_Exercise prompt_
Gather each line containing the string "this" from these entries.

[Data records]
================
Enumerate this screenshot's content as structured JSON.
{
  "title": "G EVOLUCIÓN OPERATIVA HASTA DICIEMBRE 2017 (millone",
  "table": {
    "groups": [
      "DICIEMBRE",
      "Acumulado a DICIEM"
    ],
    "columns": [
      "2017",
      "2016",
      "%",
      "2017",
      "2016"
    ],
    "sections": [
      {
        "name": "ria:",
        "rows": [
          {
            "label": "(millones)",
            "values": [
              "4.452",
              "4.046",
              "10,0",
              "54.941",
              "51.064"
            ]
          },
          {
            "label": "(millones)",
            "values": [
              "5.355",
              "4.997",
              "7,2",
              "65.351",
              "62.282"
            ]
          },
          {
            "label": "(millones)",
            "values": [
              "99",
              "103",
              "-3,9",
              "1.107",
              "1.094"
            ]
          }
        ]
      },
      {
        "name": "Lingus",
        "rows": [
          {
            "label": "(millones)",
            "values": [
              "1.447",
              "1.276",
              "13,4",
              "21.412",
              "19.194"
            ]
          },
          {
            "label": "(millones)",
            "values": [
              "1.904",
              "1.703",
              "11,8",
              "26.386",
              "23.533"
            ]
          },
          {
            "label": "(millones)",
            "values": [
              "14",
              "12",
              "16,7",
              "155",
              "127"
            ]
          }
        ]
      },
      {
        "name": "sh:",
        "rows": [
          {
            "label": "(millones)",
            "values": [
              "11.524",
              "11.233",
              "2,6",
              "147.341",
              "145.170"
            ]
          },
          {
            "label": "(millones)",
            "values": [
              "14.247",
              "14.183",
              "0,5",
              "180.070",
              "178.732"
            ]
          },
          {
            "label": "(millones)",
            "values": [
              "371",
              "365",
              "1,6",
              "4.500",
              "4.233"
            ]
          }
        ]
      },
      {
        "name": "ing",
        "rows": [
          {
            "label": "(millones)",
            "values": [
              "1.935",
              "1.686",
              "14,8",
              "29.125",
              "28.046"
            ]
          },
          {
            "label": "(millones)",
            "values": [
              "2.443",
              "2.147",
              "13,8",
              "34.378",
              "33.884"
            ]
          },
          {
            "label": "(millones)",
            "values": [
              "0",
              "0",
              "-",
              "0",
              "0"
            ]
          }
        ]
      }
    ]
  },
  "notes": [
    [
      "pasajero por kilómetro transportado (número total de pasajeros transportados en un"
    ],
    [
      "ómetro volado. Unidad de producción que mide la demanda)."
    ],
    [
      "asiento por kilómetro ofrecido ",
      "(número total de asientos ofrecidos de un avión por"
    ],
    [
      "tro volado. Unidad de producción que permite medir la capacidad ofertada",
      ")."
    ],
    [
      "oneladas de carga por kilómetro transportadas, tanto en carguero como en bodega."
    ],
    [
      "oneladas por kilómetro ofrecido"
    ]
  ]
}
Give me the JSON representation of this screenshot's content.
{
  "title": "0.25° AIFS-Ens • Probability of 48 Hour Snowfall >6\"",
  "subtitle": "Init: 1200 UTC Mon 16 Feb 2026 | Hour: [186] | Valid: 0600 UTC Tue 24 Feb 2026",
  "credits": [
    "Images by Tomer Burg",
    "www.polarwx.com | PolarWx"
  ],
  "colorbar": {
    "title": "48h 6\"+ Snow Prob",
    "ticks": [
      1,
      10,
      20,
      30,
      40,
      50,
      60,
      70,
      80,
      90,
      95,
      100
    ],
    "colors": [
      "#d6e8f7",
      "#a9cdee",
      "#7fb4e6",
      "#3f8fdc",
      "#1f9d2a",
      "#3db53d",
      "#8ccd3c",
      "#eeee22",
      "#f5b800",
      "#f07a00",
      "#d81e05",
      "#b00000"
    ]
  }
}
================
_In response_
Enumerate this screenshot's content as structured JSON.
Give me the JSON representation of this screenshot's content.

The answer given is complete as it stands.